-- start of GIVEN ENTRIES --
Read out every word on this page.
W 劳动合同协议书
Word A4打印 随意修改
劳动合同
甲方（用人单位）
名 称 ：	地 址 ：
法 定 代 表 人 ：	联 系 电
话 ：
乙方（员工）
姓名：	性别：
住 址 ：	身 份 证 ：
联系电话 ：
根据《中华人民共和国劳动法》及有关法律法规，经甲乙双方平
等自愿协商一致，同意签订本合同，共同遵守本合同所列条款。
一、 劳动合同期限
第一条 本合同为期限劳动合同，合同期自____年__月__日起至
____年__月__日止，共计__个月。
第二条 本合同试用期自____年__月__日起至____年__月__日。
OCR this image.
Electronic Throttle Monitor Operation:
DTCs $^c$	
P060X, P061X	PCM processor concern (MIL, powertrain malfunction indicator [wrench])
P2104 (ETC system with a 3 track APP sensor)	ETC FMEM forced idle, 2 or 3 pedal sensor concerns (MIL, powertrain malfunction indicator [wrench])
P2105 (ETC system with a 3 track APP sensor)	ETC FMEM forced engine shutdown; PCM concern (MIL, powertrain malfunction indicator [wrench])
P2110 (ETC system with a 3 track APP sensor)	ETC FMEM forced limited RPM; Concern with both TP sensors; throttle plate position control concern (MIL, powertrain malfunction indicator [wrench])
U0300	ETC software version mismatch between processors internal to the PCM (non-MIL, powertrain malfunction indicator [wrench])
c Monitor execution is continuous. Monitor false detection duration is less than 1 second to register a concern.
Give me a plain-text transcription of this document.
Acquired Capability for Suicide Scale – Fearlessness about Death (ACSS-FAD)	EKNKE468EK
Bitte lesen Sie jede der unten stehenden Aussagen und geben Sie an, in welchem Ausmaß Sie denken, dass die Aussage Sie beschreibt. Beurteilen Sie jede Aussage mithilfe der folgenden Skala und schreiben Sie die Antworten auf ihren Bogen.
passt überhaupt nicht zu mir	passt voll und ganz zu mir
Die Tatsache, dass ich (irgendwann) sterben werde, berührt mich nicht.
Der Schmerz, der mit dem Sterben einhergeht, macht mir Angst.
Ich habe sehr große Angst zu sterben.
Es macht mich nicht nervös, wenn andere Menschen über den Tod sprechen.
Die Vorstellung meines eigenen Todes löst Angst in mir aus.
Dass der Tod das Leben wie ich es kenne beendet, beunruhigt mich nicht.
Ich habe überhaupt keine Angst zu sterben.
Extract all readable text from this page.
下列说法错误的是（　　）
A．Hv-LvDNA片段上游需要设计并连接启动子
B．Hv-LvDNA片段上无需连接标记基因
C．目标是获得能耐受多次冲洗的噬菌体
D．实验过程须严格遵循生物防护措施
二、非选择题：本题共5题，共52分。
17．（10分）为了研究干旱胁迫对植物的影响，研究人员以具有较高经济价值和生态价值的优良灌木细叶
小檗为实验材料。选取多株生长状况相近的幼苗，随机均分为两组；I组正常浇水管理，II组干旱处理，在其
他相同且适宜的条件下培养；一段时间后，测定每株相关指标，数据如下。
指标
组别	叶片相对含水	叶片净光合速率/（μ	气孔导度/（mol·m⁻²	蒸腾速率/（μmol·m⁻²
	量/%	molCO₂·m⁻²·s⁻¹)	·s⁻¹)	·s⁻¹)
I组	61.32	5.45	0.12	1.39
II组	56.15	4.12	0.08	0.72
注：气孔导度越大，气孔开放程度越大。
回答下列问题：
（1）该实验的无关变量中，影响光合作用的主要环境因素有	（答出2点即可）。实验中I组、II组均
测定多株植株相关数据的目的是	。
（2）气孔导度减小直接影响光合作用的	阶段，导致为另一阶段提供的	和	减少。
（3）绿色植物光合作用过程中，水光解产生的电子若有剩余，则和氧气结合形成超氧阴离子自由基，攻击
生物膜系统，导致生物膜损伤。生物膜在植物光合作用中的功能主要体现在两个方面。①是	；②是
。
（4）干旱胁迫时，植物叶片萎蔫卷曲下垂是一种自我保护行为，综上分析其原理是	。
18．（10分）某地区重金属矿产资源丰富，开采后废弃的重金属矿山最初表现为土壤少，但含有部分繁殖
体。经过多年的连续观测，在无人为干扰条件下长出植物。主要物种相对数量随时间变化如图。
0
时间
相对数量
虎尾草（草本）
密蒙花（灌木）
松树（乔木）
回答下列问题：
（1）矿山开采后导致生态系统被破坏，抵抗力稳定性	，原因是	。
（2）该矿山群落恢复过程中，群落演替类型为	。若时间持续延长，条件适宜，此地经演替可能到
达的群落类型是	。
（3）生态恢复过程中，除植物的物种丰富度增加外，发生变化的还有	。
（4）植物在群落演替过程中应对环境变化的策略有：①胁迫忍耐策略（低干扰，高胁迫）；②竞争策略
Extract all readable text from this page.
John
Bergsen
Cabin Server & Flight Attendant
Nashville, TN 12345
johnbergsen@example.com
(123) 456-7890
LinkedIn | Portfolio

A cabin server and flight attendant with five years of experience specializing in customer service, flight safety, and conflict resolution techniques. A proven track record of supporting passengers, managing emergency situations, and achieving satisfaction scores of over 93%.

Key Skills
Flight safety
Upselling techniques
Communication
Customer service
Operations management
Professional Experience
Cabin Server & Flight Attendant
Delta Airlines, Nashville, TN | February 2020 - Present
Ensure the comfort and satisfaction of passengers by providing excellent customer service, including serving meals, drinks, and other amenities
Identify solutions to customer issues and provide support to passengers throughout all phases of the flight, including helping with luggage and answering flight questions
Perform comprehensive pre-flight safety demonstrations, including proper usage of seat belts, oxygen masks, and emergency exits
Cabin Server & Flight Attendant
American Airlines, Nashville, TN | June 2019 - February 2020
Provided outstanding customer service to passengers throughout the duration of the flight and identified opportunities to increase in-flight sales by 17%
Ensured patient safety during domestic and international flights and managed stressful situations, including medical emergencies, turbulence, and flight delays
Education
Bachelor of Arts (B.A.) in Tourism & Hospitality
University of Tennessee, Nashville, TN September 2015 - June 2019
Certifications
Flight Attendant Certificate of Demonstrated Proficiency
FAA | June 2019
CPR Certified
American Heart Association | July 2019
-- end of GIVEN ENTRIES --
• TASK TO COMPLETE
Only the count is wanted: report how many lines of the material above hold the word "Nashville".

• REPLY TO THE TASK
4